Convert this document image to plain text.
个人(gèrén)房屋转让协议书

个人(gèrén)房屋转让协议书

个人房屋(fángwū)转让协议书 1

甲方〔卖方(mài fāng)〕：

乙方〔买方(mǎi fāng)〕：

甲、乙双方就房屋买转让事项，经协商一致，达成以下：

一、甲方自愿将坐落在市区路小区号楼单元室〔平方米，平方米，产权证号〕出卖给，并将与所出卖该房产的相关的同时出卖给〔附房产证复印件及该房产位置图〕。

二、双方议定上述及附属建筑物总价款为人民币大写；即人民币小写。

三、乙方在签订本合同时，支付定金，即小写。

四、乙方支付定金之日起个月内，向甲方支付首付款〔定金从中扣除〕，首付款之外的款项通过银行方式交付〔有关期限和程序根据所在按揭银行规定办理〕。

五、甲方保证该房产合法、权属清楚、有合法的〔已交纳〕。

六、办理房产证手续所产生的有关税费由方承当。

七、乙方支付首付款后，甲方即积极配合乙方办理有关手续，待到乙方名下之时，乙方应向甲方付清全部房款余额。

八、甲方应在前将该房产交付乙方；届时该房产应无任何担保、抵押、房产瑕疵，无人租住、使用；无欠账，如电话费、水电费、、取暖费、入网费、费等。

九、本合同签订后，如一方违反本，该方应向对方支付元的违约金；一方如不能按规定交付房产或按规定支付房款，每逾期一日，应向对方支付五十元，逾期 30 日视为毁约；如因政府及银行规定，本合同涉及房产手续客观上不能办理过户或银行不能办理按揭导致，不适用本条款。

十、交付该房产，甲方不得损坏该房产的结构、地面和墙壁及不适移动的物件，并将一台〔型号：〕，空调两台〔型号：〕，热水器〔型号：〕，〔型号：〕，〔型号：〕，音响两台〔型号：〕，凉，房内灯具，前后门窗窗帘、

-- -- --

■ **WRITTEN PROBLEM**
Return all the data above once more, precisely as given.

■ **COMPLETED EXERCISE**
Convert this document image to plain text.
个人(gèrén)房屋转让协议书

个人(gèrén)房屋转让协议书

个人房屋(fángwū)转让协议书 1

甲方〔卖方(mài fāng)〕：

乙方〔买方(mǎi fāng)〕：

甲、乙双方就房屋买转让事项，经协商一致，达成以下：

一、甲方自愿将坐落在市区路小区号楼单元室〔平方米，平方米，产权证号〕出卖给，并将与所出卖该房产的相关的同时出卖给〔附房产证复印件及该房产位置图〕。

二、双方议定上述及附属建筑物总价款为人民币大写；即人民币小写。

三、乙方在签订本合同时，支付定金，即小写。

四、乙方支付定金之日起个月内，向甲方支付首付款〔定金从中扣除〕，首付款之外的款项通过银行方式交付〔有关期限和程序根据所在按揭银行规定办理〕。

五、甲方保证该房产合法、权属清楚、有合法的〔已交纳〕。

六、办理房产证手续所产生的有关税费由方承当。

七、乙方支付首付款后，甲方即积极配合乙方办理有关手续，待到乙方名下之时，乙方应向甲方付清全部房款余额。

八、甲方应在前将该房产交付乙方；届时该房产应无任何担保、抵押、房产瑕疵，无人租住、使用；无欠账，如电话费、水电费、、取暖费、入网费、费等。

九、本合同签订后，如一方违反本，该方应向对方支付元的违约金；一方如不能按规定交付房产或按规定支付房款，每逾期一日，应向对方支付五十元，逾期 30 日视为毁约；如因政府及银行规定，本合同涉及房产手续客观上不能办理过户或银行不能办理按揭导致，不适用本条款。

十、交付该房产，甲方不得损坏该房产的结构、地面和墙壁及不适移动的物件，并将一台〔型号：〕，空调两台〔型号：〕，热水器〔型号：〕，〔型号：〕，〔型号：〕，音响两台〔型号：〕，凉，房内灯具，前后门窗窗帘、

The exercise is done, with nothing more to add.